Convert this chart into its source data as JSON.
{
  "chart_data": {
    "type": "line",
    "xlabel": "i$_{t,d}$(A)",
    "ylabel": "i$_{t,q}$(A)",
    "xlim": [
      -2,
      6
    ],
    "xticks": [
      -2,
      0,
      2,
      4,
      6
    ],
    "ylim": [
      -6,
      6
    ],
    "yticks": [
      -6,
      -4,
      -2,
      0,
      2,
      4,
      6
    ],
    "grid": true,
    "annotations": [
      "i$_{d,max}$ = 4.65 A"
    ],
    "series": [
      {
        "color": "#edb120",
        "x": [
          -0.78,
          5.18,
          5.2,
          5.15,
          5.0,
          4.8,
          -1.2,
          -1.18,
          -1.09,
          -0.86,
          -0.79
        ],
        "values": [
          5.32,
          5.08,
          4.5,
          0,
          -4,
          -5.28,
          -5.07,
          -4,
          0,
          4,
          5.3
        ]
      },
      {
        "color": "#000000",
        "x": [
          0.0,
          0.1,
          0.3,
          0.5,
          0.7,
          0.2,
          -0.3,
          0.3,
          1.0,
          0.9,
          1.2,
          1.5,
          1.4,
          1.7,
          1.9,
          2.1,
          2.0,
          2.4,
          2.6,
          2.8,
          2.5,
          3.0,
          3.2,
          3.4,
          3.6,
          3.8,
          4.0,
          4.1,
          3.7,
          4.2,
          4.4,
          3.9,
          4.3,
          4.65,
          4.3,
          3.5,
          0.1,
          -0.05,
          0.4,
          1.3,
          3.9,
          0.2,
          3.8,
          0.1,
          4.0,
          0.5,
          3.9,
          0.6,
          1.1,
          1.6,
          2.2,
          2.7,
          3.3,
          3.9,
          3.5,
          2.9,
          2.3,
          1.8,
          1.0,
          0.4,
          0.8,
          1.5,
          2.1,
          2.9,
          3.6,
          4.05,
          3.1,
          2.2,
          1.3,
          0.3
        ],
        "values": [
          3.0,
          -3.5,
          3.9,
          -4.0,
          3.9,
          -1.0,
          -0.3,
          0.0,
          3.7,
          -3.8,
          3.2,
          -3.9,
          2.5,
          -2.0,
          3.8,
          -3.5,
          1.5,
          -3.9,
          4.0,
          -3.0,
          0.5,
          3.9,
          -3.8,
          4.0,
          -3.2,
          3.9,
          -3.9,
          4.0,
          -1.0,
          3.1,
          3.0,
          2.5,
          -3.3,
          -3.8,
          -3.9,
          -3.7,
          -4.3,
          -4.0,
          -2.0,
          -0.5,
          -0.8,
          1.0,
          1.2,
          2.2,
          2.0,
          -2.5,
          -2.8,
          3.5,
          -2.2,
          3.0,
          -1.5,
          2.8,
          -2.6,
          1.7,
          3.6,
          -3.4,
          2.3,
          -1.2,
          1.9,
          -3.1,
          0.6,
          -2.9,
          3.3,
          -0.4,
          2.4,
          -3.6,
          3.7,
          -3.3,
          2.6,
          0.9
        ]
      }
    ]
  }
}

──────

**What is required:**
Please output every record, keeping each line exact.

**Complete output:**
Convert this chart into its source data as JSON.
{
  "chart_data": {
    "type": "line",
    "xlabel": "i$_{t,d}$(A)",
    "ylabel": "i$_{t,q}$(A)",
    "xlim": [
      -2,
      6
    ],
    "xticks": [
      -2,
      0,
      2,
      4,
      6
    ],
    "ylim": [
      -6,
      6
    ],
    "yticks": [
      -6,
      -4,
      -2,
      0,
      2,
      4,
      6
    ],
    "grid": true,
    "annotations": [
      "i$_{d,max}$ = 4.65 A"
    ],
    "series": [
      {
        "color": "#edb120",
        "x": [
          -0.78,
          5.18,
          5.2,
          5.15,
          5.0,
          4.8,
          -1.2,
          -1.18,
          -1.09,
          -0.86,
          -0.79
        ],
        "values": [
          5.32,
          5.08,
          4.5,
          0,
          -4,
          -5.28,
          -5.07,
          -4,
          0,
          4,
          5.3
        ]
      },
      {
        "color": "#000000",
        "x": [
          0.0,
          0.1,
          0.3,
          0.5,
          0.7,
          0.2,
          -0.3,
          0.3,
          1.0,
          0.9,
          1.2,
          1.5,
          1.4,
          1.7,
          1.9,
          2.1,
          2.0,
          2.4,
          2.6,
          2.8,
          2.5,
          3.0,
          3.2,
          3.4,
          3.6,
          3.8,
          4.0,
          4.1,
          3.7,
          4.2,
          4.4,
          3.9,
          4.3,
          4.65,
          4.3,
          3.5,
          0.1,
          -0.05,
          0.4,
          1.3,
          3.9,
          0.2,
          3.8,
          0.1,
          4.0,
          0.5,
          3.9,
          0.6,
          1.1,
          1.6,
          2.2,
          2.7,
          3.3,
          3.9,
          3.5,
          2.9,
          2.3,
          1.8,
          1.0,
          0.4,
          0.8,
          1.5,
          2.1,
          2.9,
          3.6,
          4.05,
          3.1,
          2.2,
          1.3,
          0.3
        ],
        "values": [
          3.0,
          -3.5,
          3.9,
          -4.0,
          3.9,
          -1.0,
          -0.3,
          0.0,
          3.7,
          -3.8,
          3.2,
          -3.9,
          2.5,
          -2.0,
          3.8,
          -3.5,
          1.5,
          -3.9,
          4.0,
          -3.0,
          0.5,
          3.9,
          -3.8,
          4.0,
          -3.2,
          3.9,
          -3.9,
          4.0,
          -1.0,
          3.1,
          3.0,
          2.5,
          -3.3,
          -3.8,
          -3.9,
          -3.7,
          -4.3,
          -4.0,
          -2.0,
          -0.5,
          -0.8,
          1.0,
          1.2,
          2.2,
          2.0,
          -2.5,
          -2.8,
          3.5,
          -2.2,
          3.0,
          -1.5,
          2.8,
          -2.6,
          1.7,
          3.6,
          -3.4,
          2.3,
          -1.2,
          1.9,
          -3.1,
          0.6,
          -2.9,
          3.3,
          -0.4,
          2.4,
          -3.6,
          3.7,
          -3.3,
          2.6,
          0.9
        ]
      }
    ]
  }
}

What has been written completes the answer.